It has been proposed that formation of adiabatic shear bands in WHAs could be promoted by the presence of stress concentrations. When different specimen geometries were tested, cylindrical specimens without geometric stress concentrations were the least prone to shear band formation. Shear bands tend to form at these initiation points and travel along the directions of greatest shear stress. Several WHA processing methods have been investigated to increase the propensity for shear band formation. Leveraging hot-hydrostatic extrusion and/or hot torsion has been shown to elongate the tungsten grains in the microstructure. When subjected to high strain rate deformation parallel to the direction of the grain elongation, adiabatic shear bands readily form and propagate along the Ni-Fe matrix phase. The flow stress of the matrix is much lower than that of tungsten, so texturing of the microstructure provides an easier path for propagation of shear bands.

In 2019, a novel WHA was fabricated, replacing the traditional Ni-Fe matrix phase with a high entropy alloy matrix. This system was found to easily induce adiabatic shear band formation. The matrix phase includes nanoprecipitates that increase the matrix hardness. It is posited that these precipitates dissolve upon temperature rise, leading to softening of the matrix along the shear zone, thereby reducing the barrier for shear band propagation.

[Dataset items]
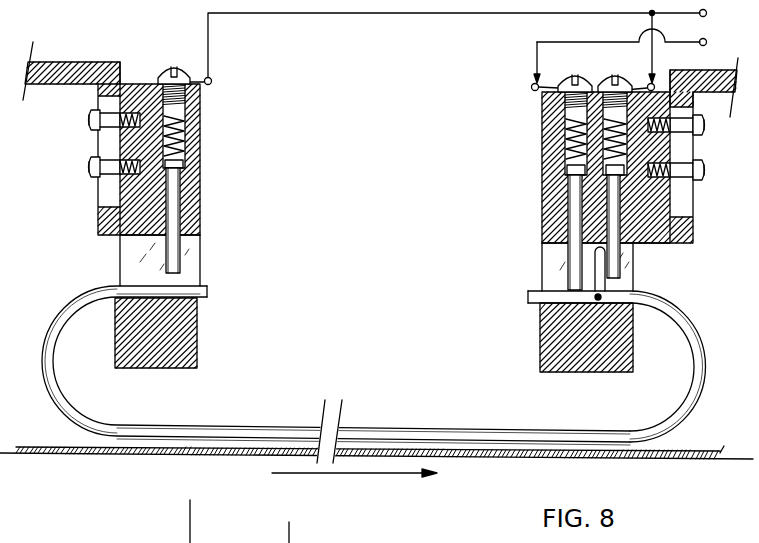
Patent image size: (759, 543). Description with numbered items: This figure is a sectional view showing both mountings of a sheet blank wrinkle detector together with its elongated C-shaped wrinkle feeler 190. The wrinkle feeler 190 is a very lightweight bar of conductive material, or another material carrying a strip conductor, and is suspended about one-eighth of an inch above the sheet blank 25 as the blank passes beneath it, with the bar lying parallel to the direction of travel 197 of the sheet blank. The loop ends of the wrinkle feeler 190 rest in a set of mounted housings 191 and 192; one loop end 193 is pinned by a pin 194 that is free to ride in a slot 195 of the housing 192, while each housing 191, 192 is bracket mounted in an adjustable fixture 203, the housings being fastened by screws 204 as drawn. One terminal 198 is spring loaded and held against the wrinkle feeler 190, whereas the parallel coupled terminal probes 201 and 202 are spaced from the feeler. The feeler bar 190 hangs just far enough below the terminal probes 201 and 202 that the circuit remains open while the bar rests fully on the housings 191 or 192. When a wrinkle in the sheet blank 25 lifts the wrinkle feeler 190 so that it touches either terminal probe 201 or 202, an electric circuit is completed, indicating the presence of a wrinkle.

The sheet blank 25 is at (120, 455).
The wrinkle feeler 190 is at (440, 426).
The mounted housing 191 is at (200, 203).
The mounted housing 192 is at (541, 154).
The loop end 193 is at (696, 318).
The pin 194 is at (601, 299).
The slot 195 is at (597, 267).
The direction of travel 197 is at (346, 475).
The terminal 198 is at (562, 208).
The terminal probe 201 is at (180, 263).
The terminal probe 202 is at (622, 248).
The adjustable fixture 203 is at (690, 157).
The mounting screws 204 is at (98, 146).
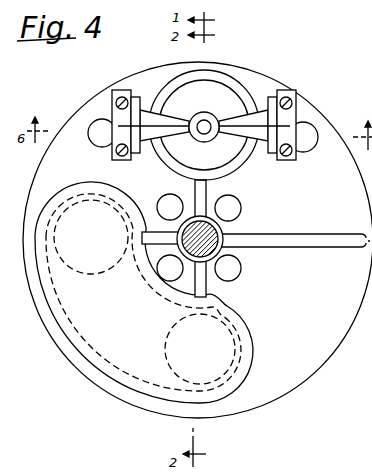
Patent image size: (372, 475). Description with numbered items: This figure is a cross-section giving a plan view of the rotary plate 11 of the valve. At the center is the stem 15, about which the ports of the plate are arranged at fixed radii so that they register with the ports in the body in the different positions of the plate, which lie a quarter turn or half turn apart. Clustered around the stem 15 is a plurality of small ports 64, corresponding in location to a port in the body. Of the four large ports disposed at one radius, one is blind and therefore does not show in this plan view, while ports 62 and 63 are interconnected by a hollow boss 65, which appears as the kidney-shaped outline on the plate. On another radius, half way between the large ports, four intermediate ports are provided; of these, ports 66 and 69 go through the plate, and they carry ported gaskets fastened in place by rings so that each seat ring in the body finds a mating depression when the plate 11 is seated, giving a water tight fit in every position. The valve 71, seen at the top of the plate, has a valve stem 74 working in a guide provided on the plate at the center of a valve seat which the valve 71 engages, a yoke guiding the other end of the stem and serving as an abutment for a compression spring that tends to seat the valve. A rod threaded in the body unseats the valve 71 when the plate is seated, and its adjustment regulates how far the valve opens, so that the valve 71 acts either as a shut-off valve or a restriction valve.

The rotary plate 11 is at (314, 370).
The stem 15 is at (209, 232).
The port 62 is at (173, 377).
The port 63 is at (65, 263).
The small ports 64 is at (241, 267).
The hollow boss 65 is at (90, 333).
The port 66 is at (99, 120).
The port 69 is at (314, 126).
The valve 71 is at (223, 88).
The valve stem 74 is at (203, 131).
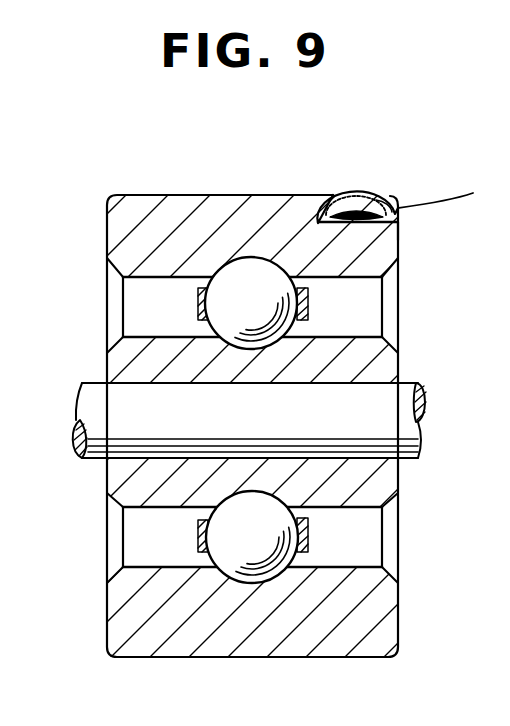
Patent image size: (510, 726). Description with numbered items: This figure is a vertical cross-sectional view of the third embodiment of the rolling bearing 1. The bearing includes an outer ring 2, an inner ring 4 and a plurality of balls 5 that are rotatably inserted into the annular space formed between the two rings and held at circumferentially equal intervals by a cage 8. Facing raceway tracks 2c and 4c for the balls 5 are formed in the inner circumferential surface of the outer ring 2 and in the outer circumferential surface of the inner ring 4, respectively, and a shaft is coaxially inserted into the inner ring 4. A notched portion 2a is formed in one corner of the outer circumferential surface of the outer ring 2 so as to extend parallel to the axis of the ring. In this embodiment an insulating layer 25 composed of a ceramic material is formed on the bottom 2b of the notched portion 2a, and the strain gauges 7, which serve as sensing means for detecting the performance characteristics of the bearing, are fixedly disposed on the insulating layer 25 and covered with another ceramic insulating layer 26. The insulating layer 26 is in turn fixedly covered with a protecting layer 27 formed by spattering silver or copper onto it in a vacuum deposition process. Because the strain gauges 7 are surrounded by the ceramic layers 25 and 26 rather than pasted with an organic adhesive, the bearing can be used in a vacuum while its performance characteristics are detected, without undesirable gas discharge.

The rolling bearing 1 is at (371, 170).
The outer ring 2 is at (384, 252).
The notched portion 2a is at (387, 196).
The bottom of the notched portion 2b is at (400, 230).
The raceway track 2c is at (244, 250).
The inner ring 4 is at (385, 357).
The raceway track 4c is at (228, 342).
The balls 5 is at (308, 302).
The strain gauges 7 is at (340, 208).
The cage 8 is at (300, 313).
The insulating layer 25 is at (338, 207).
The insulating layer 26 is at (352, 204).
The protecting layer 27 is at (378, 205).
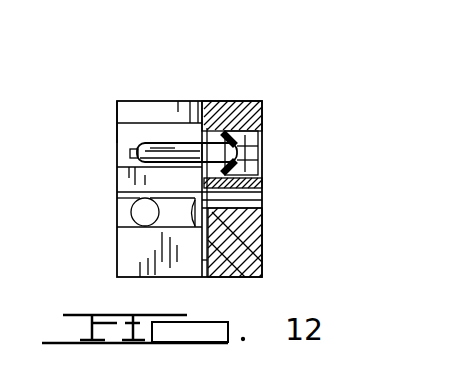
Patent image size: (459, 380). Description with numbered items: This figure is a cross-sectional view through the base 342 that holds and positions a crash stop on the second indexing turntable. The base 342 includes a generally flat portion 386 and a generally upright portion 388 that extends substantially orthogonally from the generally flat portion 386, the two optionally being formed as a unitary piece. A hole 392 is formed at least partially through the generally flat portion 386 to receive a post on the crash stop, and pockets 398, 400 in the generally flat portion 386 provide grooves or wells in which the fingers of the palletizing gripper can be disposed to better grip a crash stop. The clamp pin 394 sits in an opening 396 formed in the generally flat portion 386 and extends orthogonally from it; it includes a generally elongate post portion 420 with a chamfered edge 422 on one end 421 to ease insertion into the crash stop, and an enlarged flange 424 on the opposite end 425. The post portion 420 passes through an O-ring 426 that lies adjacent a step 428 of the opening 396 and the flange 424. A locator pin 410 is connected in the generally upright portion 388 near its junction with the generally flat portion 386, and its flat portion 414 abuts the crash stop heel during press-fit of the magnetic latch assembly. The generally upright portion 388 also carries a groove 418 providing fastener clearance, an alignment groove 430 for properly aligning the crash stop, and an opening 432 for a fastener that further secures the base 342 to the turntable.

The base 342 is at (252, 100).
The generally flat portion 386 is at (189, 128).
The generally upright portion 388 is at (127, 110).
The hole 392 is at (263, 200).
The clamp pin 394 is at (158, 146).
The opening 396 is at (262, 130).
The pocket 398 is at (203, 118).
The pocket 400 is at (207, 258).
The locator pin 410 is at (263, 260).
The flat portion 414 is at (193, 196).
The groove 418 is at (117, 118).
The post portion 420 is at (263, 238).
The end 421 is at (140, 158).
The chamfered edge 422 is at (133, 138).
The enlarged flange 424 is at (260, 157).
The opposite end 425 is at (262, 145).
The O-ring 426 is at (258, 112).
The step 428 is at (260, 170).
The alignment groove 430 is at (130, 212).
The opening 432 is at (146, 220).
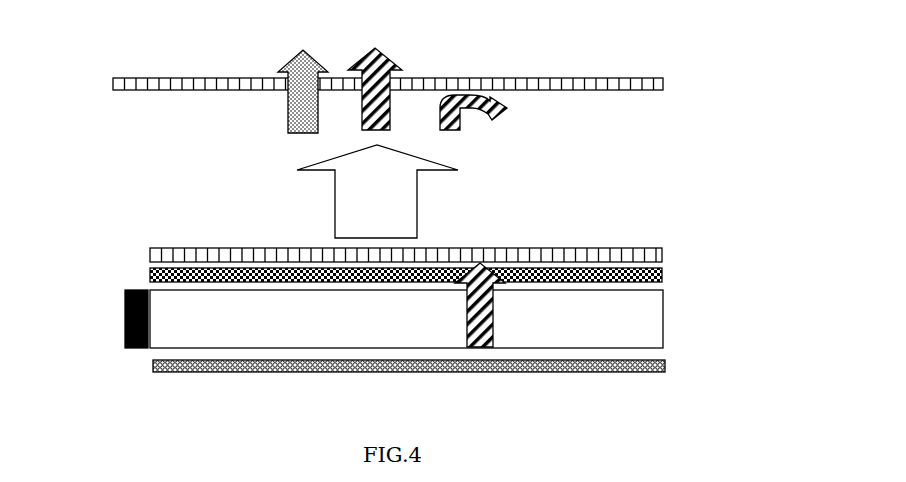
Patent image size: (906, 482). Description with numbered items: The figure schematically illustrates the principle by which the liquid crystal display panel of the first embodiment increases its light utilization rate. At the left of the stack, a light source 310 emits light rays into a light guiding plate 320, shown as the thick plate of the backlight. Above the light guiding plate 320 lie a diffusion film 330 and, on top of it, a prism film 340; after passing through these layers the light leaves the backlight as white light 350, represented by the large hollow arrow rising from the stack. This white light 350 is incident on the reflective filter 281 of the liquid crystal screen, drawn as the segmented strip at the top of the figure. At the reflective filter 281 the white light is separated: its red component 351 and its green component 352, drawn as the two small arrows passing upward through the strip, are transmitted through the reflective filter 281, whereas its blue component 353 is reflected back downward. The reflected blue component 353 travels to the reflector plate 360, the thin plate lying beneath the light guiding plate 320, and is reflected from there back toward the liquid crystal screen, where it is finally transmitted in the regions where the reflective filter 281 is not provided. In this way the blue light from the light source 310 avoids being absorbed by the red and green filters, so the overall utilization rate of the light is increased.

The reflective filter 281 is at (663, 83).
The red component 351 is at (295, 55).
The green component 352 is at (367, 48).
The blue component 353 is at (505, 109).
The white light 350 is at (415, 225).
The prism film 340 is at (660, 253).
The diffusion film 330 is at (660, 273).
The light guiding plate 320 is at (657, 328).
The light source 310 is at (125, 322).
The reflector plate 360 is at (155, 368).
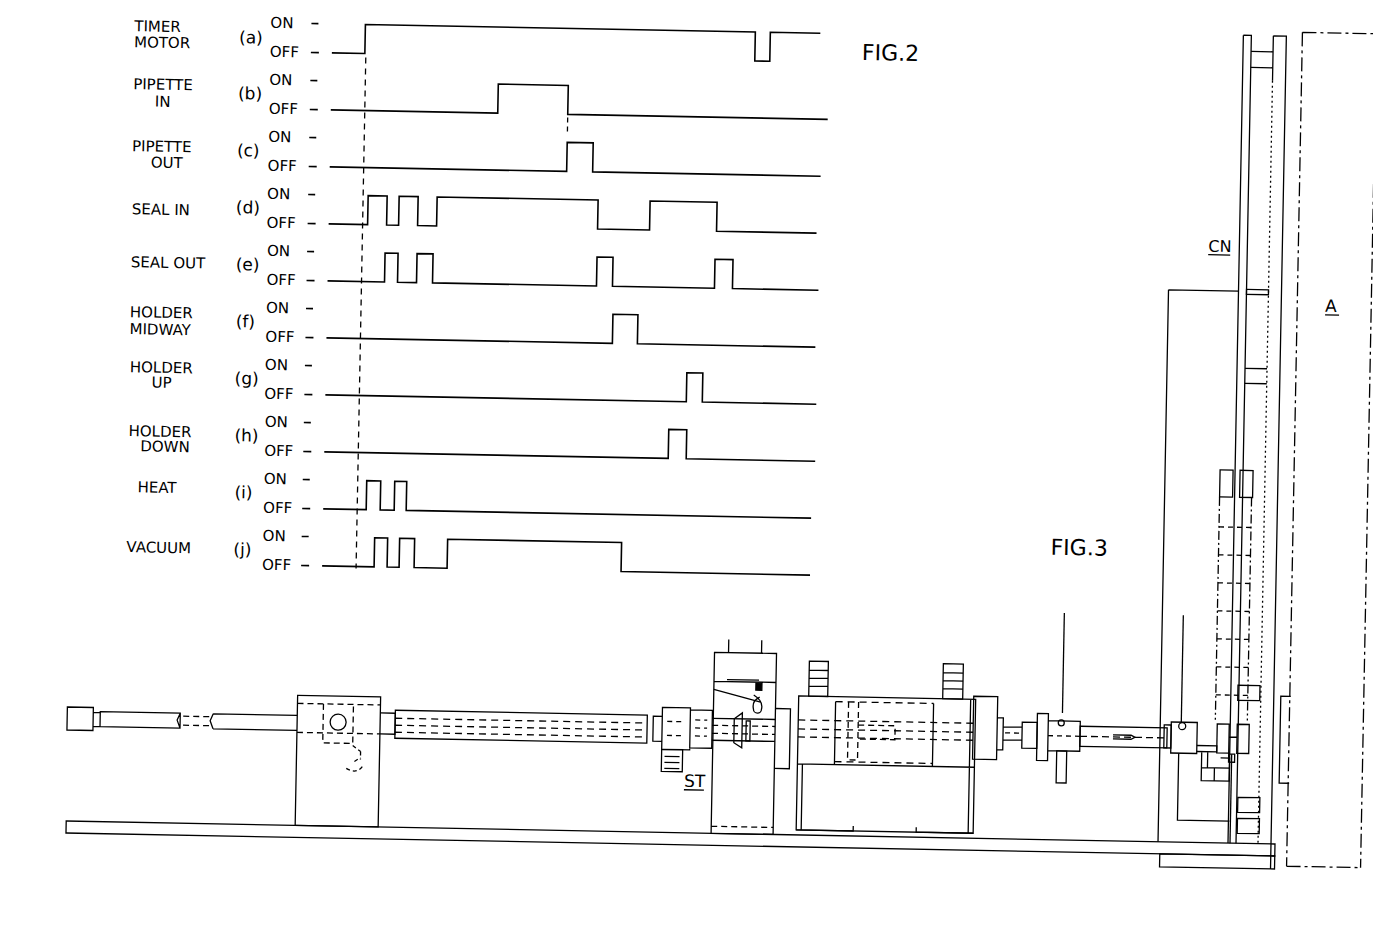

(REQUIRED WORK):
- a) Please decide whether each statement agrees with the passage on adiabatic shear bands, answering yes or no and quoting the words of the passage that settle it. (i) Cylindrical specimens without geometric stress concentrations were the most prone to shear band formation. (ii) The flow stress of the matrix is much lower than that of tungsten. (iii) The nanoprecipitates in the matrix of the 2019 WHA lower the matrix hardness.
- b) In the records, switch "crash stop" to "limit stop" in the stretch from the line containing "Patent image size: (459, 380)." through the line containing "The enlarged flange 424 is at (260, 157).". Return only those lines, leaving everything else unchanged.
The text and the records are unrelated material.

(TASK ANSWERS):
- a)
(i) No: "cylindrical specimens without geometric stress concentrations were the least prone to shear band formation."
(ii) Yes: "The flow stress of the matrix is much lower than that of tungsten"
(iii) No: "The matrix phase includes nanoprecipitates that increase the matrix hardness."

- b)
Patent image size: (459, 380). Description with numbered items: This figure is a cross-sectional view through the base 342 that holds and positions a limit stop on the second indexing turntable. The base 342 includes a generally flat portion 386 and a generally upright portion 388 that extends substantially orthogonally from the generally flat portion 386, the two optionally being formed as a unitary piece. A hole 392 is formed at least partially through the generally flat portion 386 to receive a post on the limit stop, and pockets 398, 400 in the generally flat portion 386 provide grooves or wells in which the fingers of the palletizing gripper can be disposed to better grip a limit stop. The clamp pin 394 sits in an opening 396 formed in the generally flat portion 386 and extends orthogonally from it; it includes a generally elongate post portion 420 with a chamfered edge 422 on one end 421 to ease insertion into the limit stop, and an enlarged flange 424 on the opposite end 425. The post portion 420 passes through an O-ring 426 that lies adjacent a step 428 of the opening 396 and the flange 424. A locator pin 410 is connected in the generally upright portion 388 near its junction with the generally flat portion 386, and its flat portion 414 abuts the limit stop heel during press-fit of the magnetic latch assembly. The generally upright portion 388 also carries a groove 418 providing fastener clearance, an alignment groove 430 for properly aligning the limit stop, and an opening 432 for a fastener that further secures the base 342 to the turntable.

The base 342 is at (252, 100).
The generally flat portion 386 is at (189, 128).
The generally upright portion 388 is at (127, 110).
The hole 392 is at (263, 200).
The clamp pin 394 is at (158, 146).
The opening 396 is at (262, 130).
The pocket 398 is at (203, 118).
The pocket 400 is at (207, 258).
The locator pin 410 is at (263, 260).
The flat portion 414 is at (193, 196).
The groove 418 is at (117, 118).
The post portion 420 is at (263, 238).
The end 421 is at (140, 158).
The chamfered edge 422 is at (133, 138).
The enlarged flange 424 is at (260, 157).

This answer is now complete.